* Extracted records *
---+---

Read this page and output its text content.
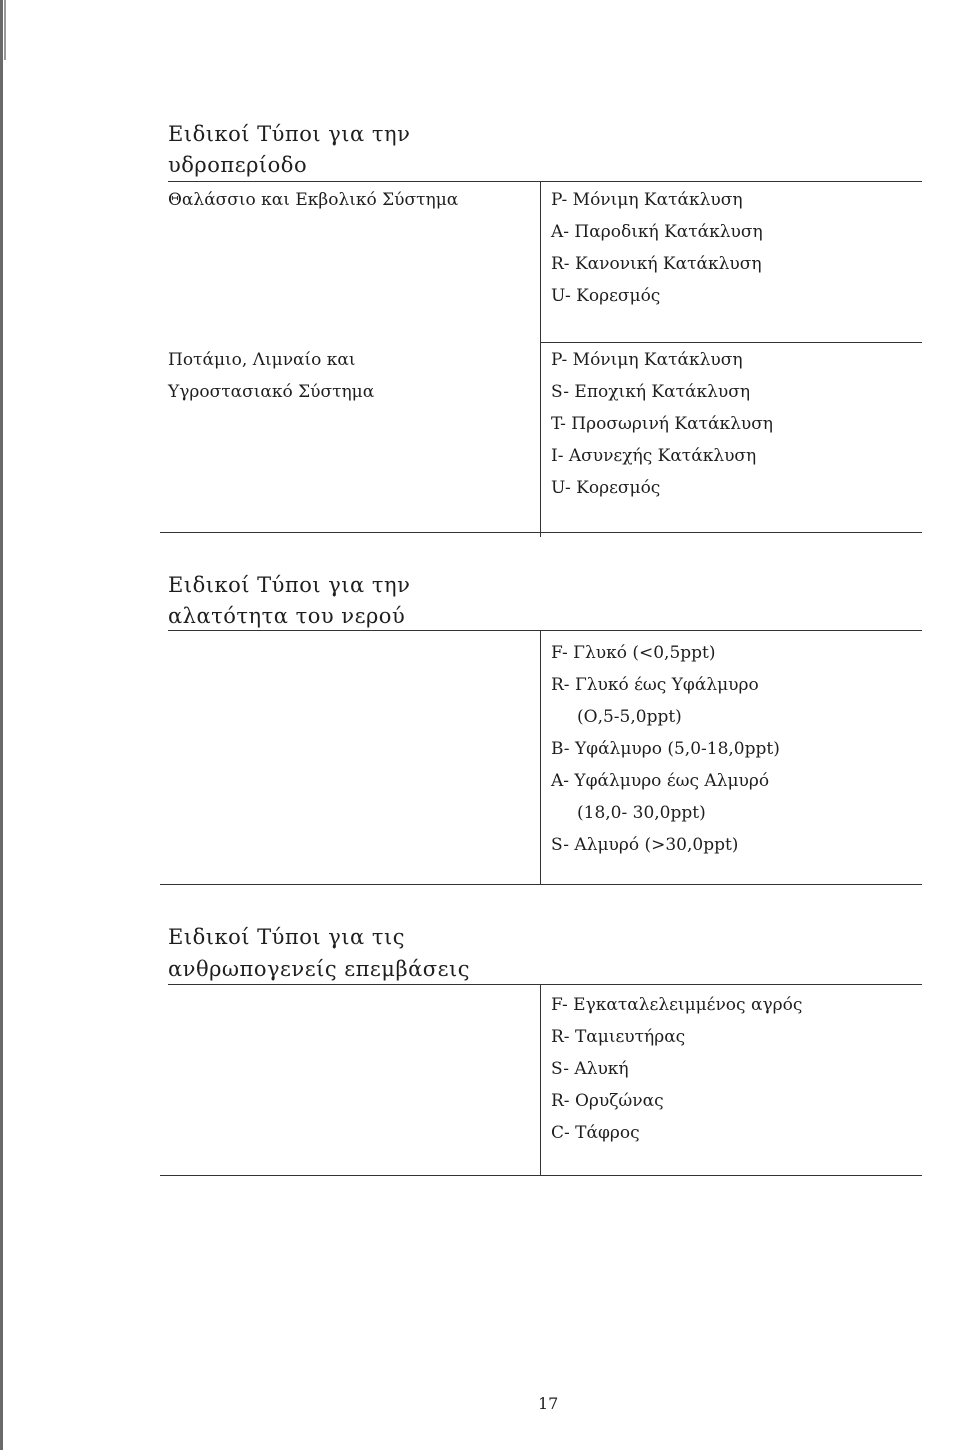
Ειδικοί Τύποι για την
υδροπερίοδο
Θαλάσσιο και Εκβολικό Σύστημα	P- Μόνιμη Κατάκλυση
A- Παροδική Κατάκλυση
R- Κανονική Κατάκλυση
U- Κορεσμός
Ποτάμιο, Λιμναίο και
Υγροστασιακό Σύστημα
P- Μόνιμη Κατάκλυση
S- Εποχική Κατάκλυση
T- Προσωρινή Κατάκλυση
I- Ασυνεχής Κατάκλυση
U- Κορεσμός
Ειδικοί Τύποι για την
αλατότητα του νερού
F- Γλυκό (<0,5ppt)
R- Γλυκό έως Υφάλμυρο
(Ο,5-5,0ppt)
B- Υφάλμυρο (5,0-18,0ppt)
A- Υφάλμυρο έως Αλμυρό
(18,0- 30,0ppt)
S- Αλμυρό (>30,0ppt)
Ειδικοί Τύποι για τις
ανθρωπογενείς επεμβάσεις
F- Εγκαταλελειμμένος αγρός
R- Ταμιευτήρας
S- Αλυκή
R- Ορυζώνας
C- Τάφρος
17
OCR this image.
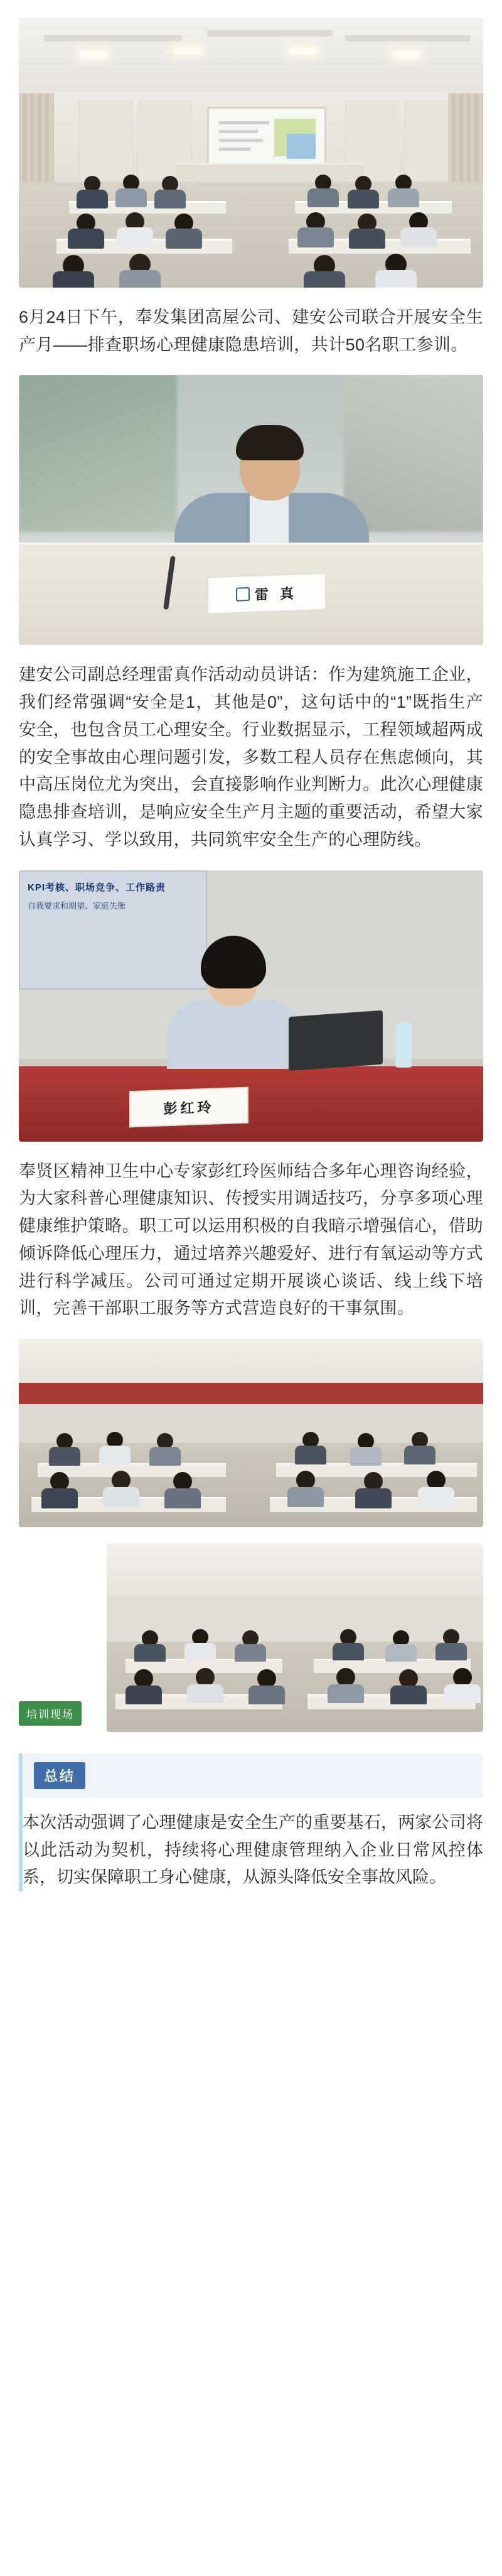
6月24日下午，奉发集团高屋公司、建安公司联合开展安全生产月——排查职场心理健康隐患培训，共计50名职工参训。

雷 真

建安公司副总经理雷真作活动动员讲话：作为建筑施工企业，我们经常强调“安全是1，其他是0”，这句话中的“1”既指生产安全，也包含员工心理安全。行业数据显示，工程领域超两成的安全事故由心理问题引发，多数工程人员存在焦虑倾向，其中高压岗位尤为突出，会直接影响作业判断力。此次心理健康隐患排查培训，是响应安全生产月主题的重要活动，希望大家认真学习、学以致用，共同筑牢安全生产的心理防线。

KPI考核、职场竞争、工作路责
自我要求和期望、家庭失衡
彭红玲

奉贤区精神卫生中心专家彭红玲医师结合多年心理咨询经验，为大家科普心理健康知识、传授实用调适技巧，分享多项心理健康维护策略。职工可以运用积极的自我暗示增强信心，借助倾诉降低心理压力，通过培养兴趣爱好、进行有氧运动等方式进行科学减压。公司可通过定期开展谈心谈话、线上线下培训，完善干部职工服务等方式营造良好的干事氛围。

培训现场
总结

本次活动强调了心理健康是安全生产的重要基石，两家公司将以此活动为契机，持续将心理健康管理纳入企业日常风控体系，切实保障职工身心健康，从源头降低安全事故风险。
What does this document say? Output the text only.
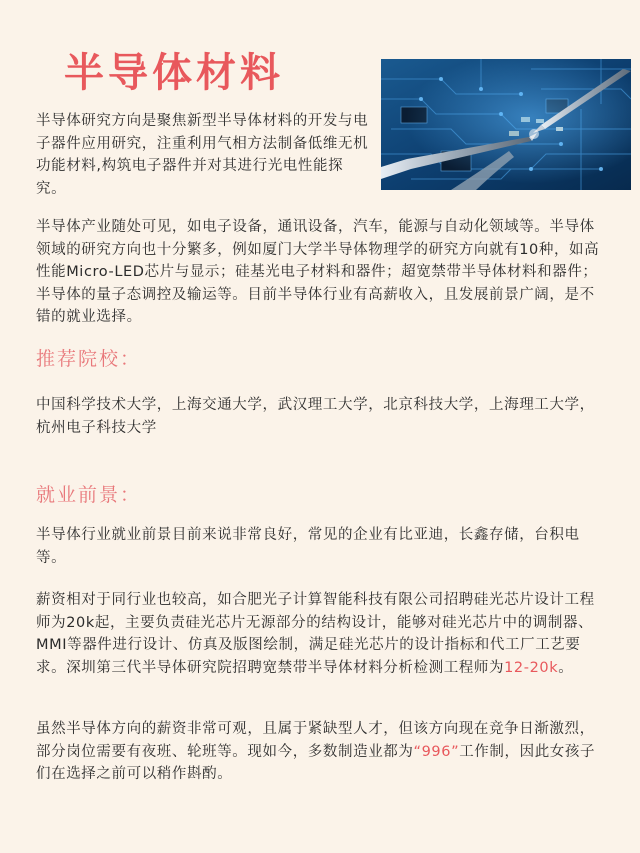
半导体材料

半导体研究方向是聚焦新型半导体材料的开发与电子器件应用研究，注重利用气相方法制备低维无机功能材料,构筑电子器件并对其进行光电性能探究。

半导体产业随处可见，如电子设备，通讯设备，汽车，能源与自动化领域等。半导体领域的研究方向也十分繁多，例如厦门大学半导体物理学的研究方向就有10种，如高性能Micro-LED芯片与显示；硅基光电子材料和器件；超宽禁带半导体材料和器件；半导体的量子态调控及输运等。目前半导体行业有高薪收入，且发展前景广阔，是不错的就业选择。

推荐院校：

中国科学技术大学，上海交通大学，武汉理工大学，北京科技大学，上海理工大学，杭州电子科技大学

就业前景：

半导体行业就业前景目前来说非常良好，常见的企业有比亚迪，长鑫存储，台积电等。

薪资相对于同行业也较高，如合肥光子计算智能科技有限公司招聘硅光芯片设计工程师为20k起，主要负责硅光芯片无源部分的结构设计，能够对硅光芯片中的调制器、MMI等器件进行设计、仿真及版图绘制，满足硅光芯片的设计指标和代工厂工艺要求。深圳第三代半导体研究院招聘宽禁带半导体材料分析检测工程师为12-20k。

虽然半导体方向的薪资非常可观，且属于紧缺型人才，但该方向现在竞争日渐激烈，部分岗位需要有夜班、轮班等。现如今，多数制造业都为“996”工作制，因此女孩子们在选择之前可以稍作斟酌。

---+---

Each line from the one containing "OCR this image." through the last line of the listing is to be given again exactly, with no pictures and no other lines.

OCR this image.
6月24日下午，奉发集团高屋公司、建安公司联合开展安全生产月——排查职场心理健康隐患培训，共计50名职工参训。

雷 真

建安公司副总经理雷真作活动动员讲话：作为建筑施工企业，我们经常强调“安全是1，其他是0”，这句话中的“1”既指生产安全，也包含员工心理安全。行业数据显示，工程领域超两成的安全事故由心理问题引发，多数工程人员存在焦虑倾向，其中高压岗位尤为突出，会直接影响作业判断力。此次心理健康隐患排查培训，是响应安全生产月主题的重要活动，希望大家认真学习、学以致用，共同筑牢安全生产的心理防线。

KPI考核、职场竞争、工作路责
自我要求和期望、家庭失衡
彭红玲

奉贤区精神卫生中心专家彭红玲医师结合多年心理咨询经验，为大家科普心理健康知识、传授实用调适技巧，分享多项心理健康维护策略。职工可以运用积极的自我暗示增强信心，借助倾诉降低心理压力，通过培养兴趣爱好、进行有氧运动等方式进行科学减压。公司可通过定期开展谈心谈话、线上线下培训，完善干部职工服务等方式营造良好的干事氛围。

培训现场
总结

本次活动强调了心理健康是安全生产的重要基石，两家公司将以此活动为契机，持续将心理健康管理纳入企业日常风控体系，切实保障职工身心健康，从源头降低安全事故风险。
What does this document say? Output the text only.
半导体材料

半导体研究方向是聚焦新型半导体材料的开发与电子器件应用研究，注重利用气相方法制备低维无机功能材料,构筑电子器件并对其进行光电性能探究。

半导体产业随处可见，如电子设备，通讯设备，汽车，能源与自动化领域等。半导体领域的研究方向也十分繁多，例如厦门大学半导体物理学的研究方向就有10种，如高性能Micro-LED芯片与显示；硅基光电子材料和器件；超宽禁带半导体材料和器件；半导体的量子态调控及输运等。目前半导体行业有高薪收入，且发展前景广阔，是不错的就业选择。

推荐院校：

中国科学技术大学，上海交通大学，武汉理工大学，北京科技大学，上海理工大学，杭州电子科技大学

就业前景：

半导体行业就业前景目前来说非常良好，常见的企业有比亚迪，长鑫存储，台积电等。

薪资相对于同行业也较高，如合肥光子计算智能科技有限公司招聘硅光芯片设计工程师为20k起，主要负责硅光芯片无源部分的结构设计，能够对硅光芯片中的调制器、MMI等器件进行设计、仿真及版图绘制，满足硅光芯片的设计指标和代工厂工艺要求。深圳第三代半导体研究院招聘宽禁带半导体材料分析检测工程师为12-20k。

虽然半导体方向的薪资非常可观，且属于紧缺型人才，但该方向现在竞争日渐激烈，部分岗位需要有夜班、轮班等。现如今，多数制造业都为“996”工作制，因此女孩子们在选择之前可以稍作斟酌。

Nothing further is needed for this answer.